Required work. Find the string "intro" and gather every line that holds it.

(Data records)
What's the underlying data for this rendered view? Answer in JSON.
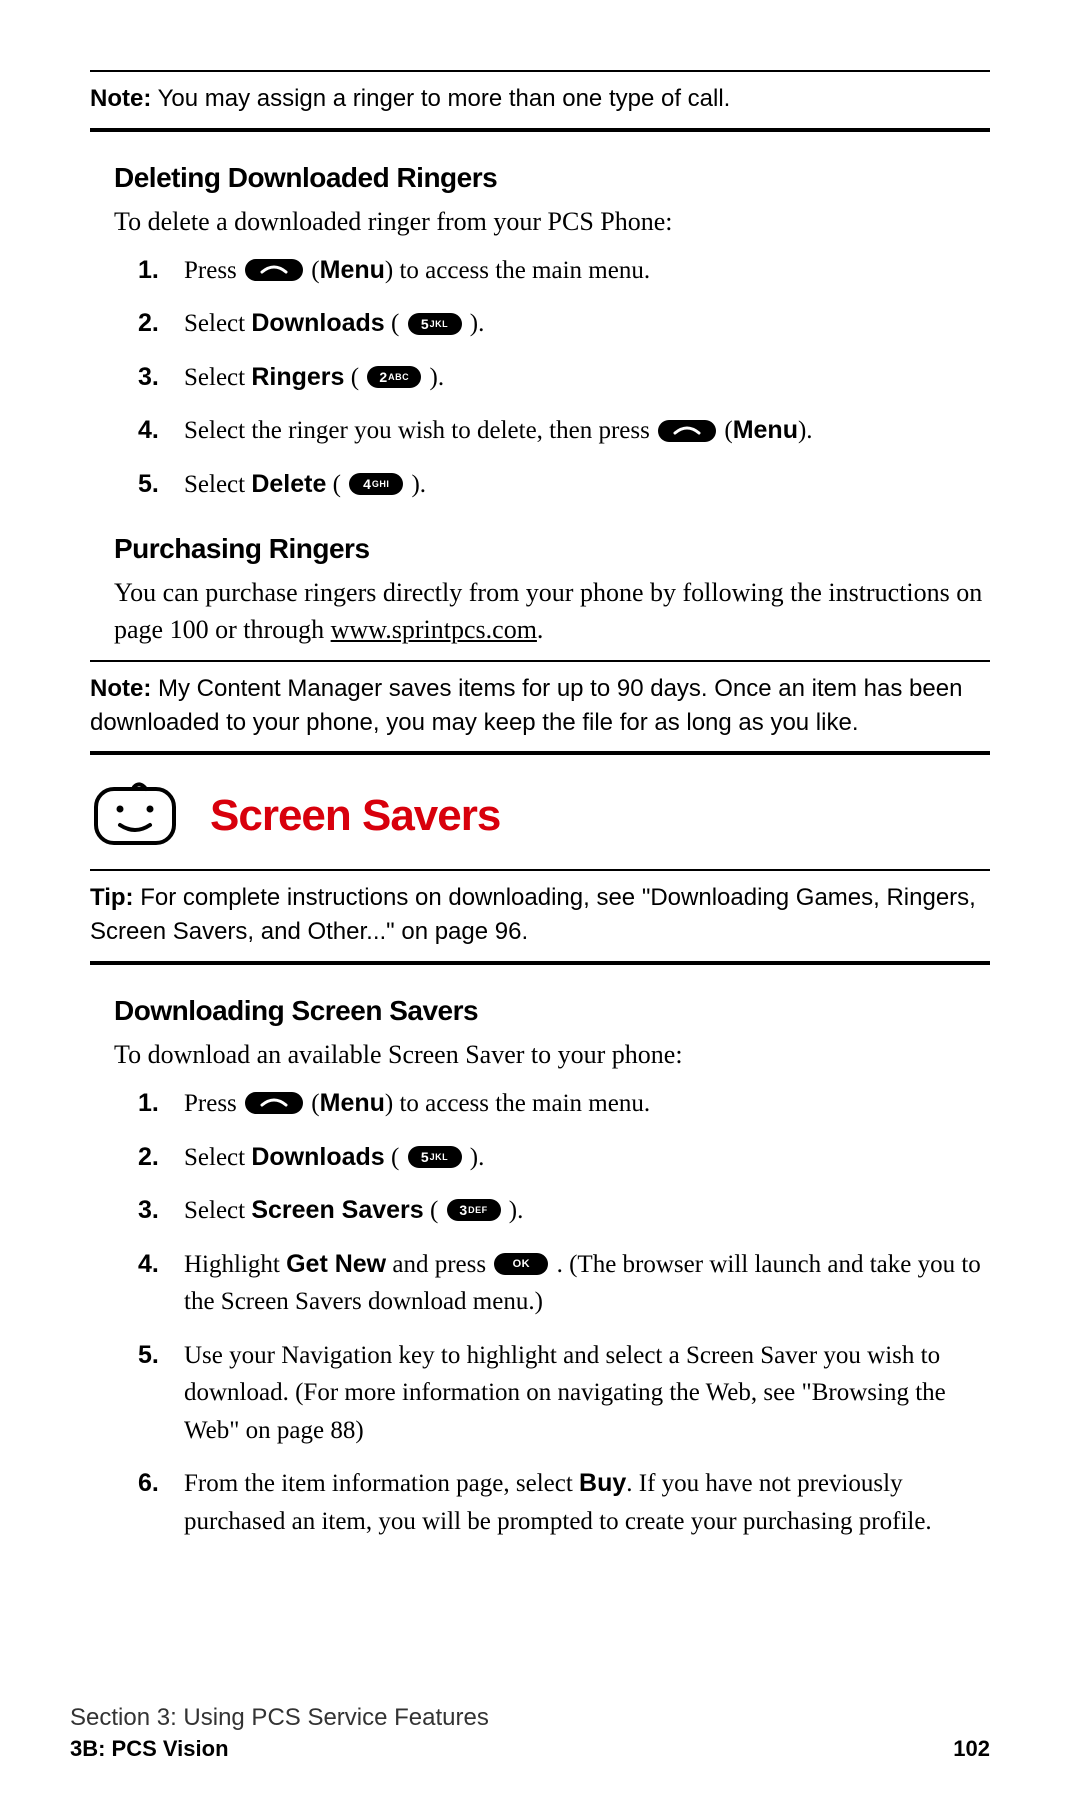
{
  "note1": {
    "label": "Note:",
    "text": " You may assign a ringer to more than one type of call."
  },
  "deleting": {
    "heading": "Deleting Downloaded Ringers",
    "intro": "To delete a downloaded ringer from your PCS Phone:",
    "steps": {
      "s1_a": "Press ",
      "s1_b": " (",
      "s1_menu": "Menu",
      "s1_c": ") to access the main menu.",
      "s2_a": "Select ",
      "s2_b": "Downloads",
      "s2_c": " ( ",
      "s2_d": " ).",
      "s3_a": "Select ",
      "s3_b": "Ringers",
      "s3_c": " ( ",
      "s3_d": " ).",
      "s4_a": "Select the ringer you wish to delete, then press ",
      "s4_b": " (",
      "s4_menu": "Menu",
      "s4_c": ").",
      "s5_a": "Select ",
      "s5_b": "Delete",
      "s5_c": " ( ",
      "s5_d": " )."
    }
  },
  "purchasing": {
    "heading": "Purchasing Ringers",
    "text_a": "You can purchase ringers directly from your phone by following the instructions on page 100 or through ",
    "link": "www.sprintpcs.com",
    "text_b": "."
  },
  "note2": {
    "label": "Note:",
    "text": " My Content Manager saves items for up to 90 days. Once an item has been downloaded to your phone, you may keep the file for as long as you like."
  },
  "screen_savers_title": "Screen Savers",
  "tip": {
    "label": "Tip:",
    "text": " For complete instructions on downloading, see \"Downloading Games, Ringers, Screen Savers, and Other...\" on page 96."
  },
  "downloading": {
    "heading": "Downloading Screen Savers",
    "intro": "To download an available Screen Saver to your phone:",
    "steps": {
      "s1_a": "Press ",
      "s1_b": " (",
      "s1_menu": "Menu",
      "s1_c": ") to access the main menu.",
      "s2_a": "Select ",
      "s2_b": "Downloads",
      "s2_c": " ( ",
      "s2_d": " ).",
      "s3_a": "Select ",
      "s3_b": "Screen Savers",
      "s3_c": " ( ",
      "s3_d": " ).",
      "s4_a": "Highlight ",
      "s4_b": "Get New",
      "s4_c": " and press ",
      "s4_d": " . (The browser will launch and take you to the Screen Savers download menu.)",
      "s5": "Use your Navigation key to highlight and select a Screen Saver you wish to download. (For more information on navigating the Web, see \"Browsing the Web\" on page 88)",
      "s6_a": "From the item information page, select ",
      "s6_b": "Buy",
      "s6_c": ". If you have not previously purchased an item, you will be prompted to create your purchasing profile."
    }
  },
  "keys": {
    "five": {
      "num": "5",
      "letters": "JKL"
    },
    "two": {
      "num": "2",
      "letters": "ABC"
    },
    "four": {
      "num": "4",
      "letters": "GHI"
    },
    "three": {
      "num": "3",
      "letters": "DEF"
    },
    "ok": {
      "label": "OK"
    }
  },
  "footer": {
    "section": "Section 3: Using PCS Service Features",
    "sub": "3B: PCS Vision",
    "page": "102"
  }
}
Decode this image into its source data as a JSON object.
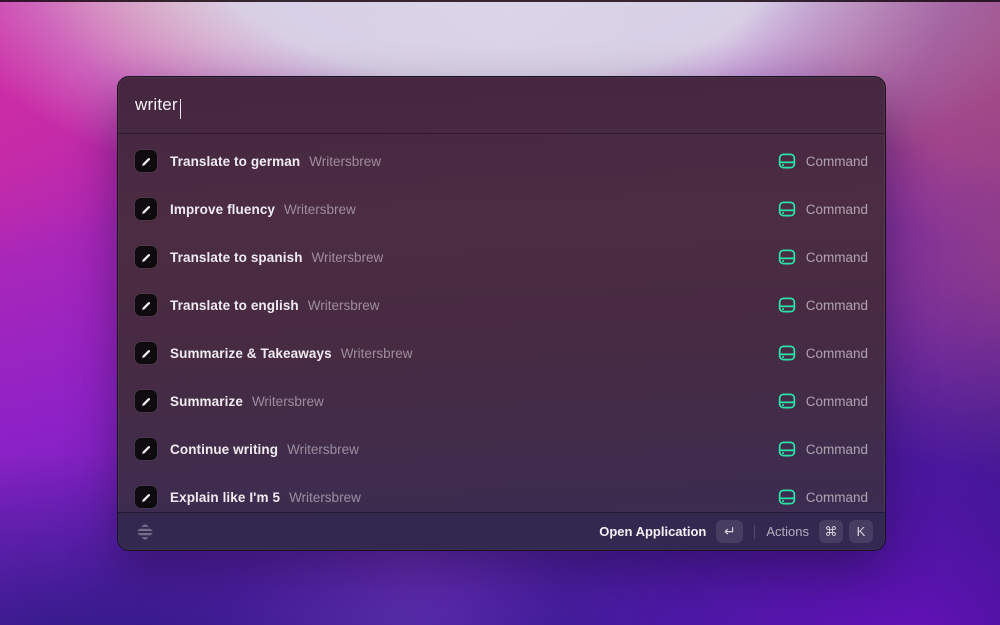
{
  "window": {
    "search": {
      "value": "writer"
    },
    "results": {
      "items": [
        {
          "title": "Translate to german",
          "subtitle": "Writersbrew",
          "accessory": "Command"
        },
        {
          "title": "Improve fluency",
          "subtitle": "Writersbrew",
          "accessory": "Command"
        },
        {
          "title": "Translate to spanish",
          "subtitle": "Writersbrew",
          "accessory": "Command"
        },
        {
          "title": "Translate to english",
          "subtitle": "Writersbrew",
          "accessory": "Command"
        },
        {
          "title": "Summarize & Takeaways",
          "subtitle": "Writersbrew",
          "accessory": "Command"
        },
        {
          "title": "Summarize",
          "subtitle": "Writersbrew",
          "accessory": "Command"
        },
        {
          "title": "Continue writing",
          "subtitle": "Writersbrew",
          "accessory": "Command"
        },
        {
          "title": "Explain like I'm 5",
          "subtitle": "Writersbrew",
          "accessory": "Command"
        }
      ],
      "item_icon": "pencil-icon",
      "accessory_icon": "command-icon"
    },
    "footer": {
      "logo_icon": "raycast-logo-icon",
      "primary_action": {
        "label": "Open Application",
        "key": "↵"
      },
      "secondary_action": {
        "label": "Actions",
        "keys": [
          "⌘",
          "K"
        ]
      }
    }
  },
  "colors": {
    "accent_green": "#2be3a9",
    "window_background_top": "#452640",
    "window_background_bottom": "#3a2d55",
    "row_icon_background": "#0d0b0e",
    "wallpaper_magenta": "#d12aa3",
    "wallpaper_lavender": "#d8cfe5",
    "wallpaper_violet": "#9013e9",
    "wallpaper_indigo": "#2c1a80"
  }
}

Task answer.
    "intro": "To delete a downloaded ringer from your PCS Phone:",
    "intro": "To download an available Screen Saver to your phone:",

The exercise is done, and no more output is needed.